== THE PROBLEM ==
Copy the data word for word, keeping every line.

== RECORDS SHOWN ==
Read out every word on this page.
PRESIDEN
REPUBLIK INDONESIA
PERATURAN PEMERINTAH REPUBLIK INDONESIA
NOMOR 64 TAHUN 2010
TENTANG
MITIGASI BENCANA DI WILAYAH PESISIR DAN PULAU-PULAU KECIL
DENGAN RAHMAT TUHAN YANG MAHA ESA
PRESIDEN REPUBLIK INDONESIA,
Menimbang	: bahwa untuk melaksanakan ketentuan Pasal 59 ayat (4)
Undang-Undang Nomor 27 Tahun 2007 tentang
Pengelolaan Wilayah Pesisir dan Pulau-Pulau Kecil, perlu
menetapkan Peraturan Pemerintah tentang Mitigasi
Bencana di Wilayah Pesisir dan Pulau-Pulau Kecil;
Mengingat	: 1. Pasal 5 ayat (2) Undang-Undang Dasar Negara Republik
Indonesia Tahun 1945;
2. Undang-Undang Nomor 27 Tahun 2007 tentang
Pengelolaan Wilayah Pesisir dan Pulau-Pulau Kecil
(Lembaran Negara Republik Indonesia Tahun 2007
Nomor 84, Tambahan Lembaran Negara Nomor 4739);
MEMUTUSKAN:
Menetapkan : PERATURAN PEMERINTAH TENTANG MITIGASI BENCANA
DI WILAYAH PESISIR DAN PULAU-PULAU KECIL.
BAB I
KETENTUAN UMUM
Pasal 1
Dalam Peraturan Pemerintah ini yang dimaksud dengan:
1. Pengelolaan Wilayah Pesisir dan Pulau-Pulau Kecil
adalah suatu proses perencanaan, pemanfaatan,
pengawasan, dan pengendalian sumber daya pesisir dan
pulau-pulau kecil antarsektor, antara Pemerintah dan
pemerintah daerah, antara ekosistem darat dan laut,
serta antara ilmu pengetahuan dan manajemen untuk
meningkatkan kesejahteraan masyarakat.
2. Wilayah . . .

== PROBLEM SOLUTION ==
Read out every word on this page.
PRESIDEN
REPUBLIK INDONESIA
PERATURAN PEMERINTAH REPUBLIK INDONESIA
NOMOR 64 TAHUN 2010
TENTANG
MITIGASI BENCANA DI WILAYAH PESISIR DAN PULAU-PULAU KECIL
DENGAN RAHMAT TUHAN YANG MAHA ESA
PRESIDEN REPUBLIK INDONESIA,
Menimbang	: bahwa untuk melaksanakan ketentuan Pasal 59 ayat (4)
Undang-Undang Nomor 27 Tahun 2007 tentang
Pengelolaan Wilayah Pesisir dan Pulau-Pulau Kecil, perlu
menetapkan Peraturan Pemerintah tentang Mitigasi
Bencana di Wilayah Pesisir dan Pulau-Pulau Kecil;
Mengingat	: 1. Pasal 5 ayat (2) Undang-Undang Dasar Negara Republik
Indonesia Tahun 1945;
2. Undang-Undang Nomor 27 Tahun 2007 tentang
Pengelolaan Wilayah Pesisir dan Pulau-Pulau Kecil
(Lembaran Negara Republik Indonesia Tahun 2007
Nomor 84, Tambahan Lembaran Negara Nomor 4739);
MEMUTUSKAN:
Menetapkan : PERATURAN PEMERINTAH TENTANG MITIGASI BENCANA
DI WILAYAH PESISIR DAN PULAU-PULAU KECIL.
BAB I
KETENTUAN UMUM
Pasal 1
Dalam Peraturan Pemerintah ini yang dimaksud dengan:
1. Pengelolaan Wilayah Pesisir dan Pulau-Pulau Kecil
adalah suatu proses perencanaan, pemanfaatan,
pengawasan, dan pengendalian sumber daya pesisir dan
pulau-pulau kecil antarsektor, antara Pemerintah dan
pemerintah daerah, antara ekosistem darat dan laut,
serta antara ilmu pengetahuan dan manajemen untuk
meningkatkan kesejahteraan masyarakat.
2. Wilayah . . .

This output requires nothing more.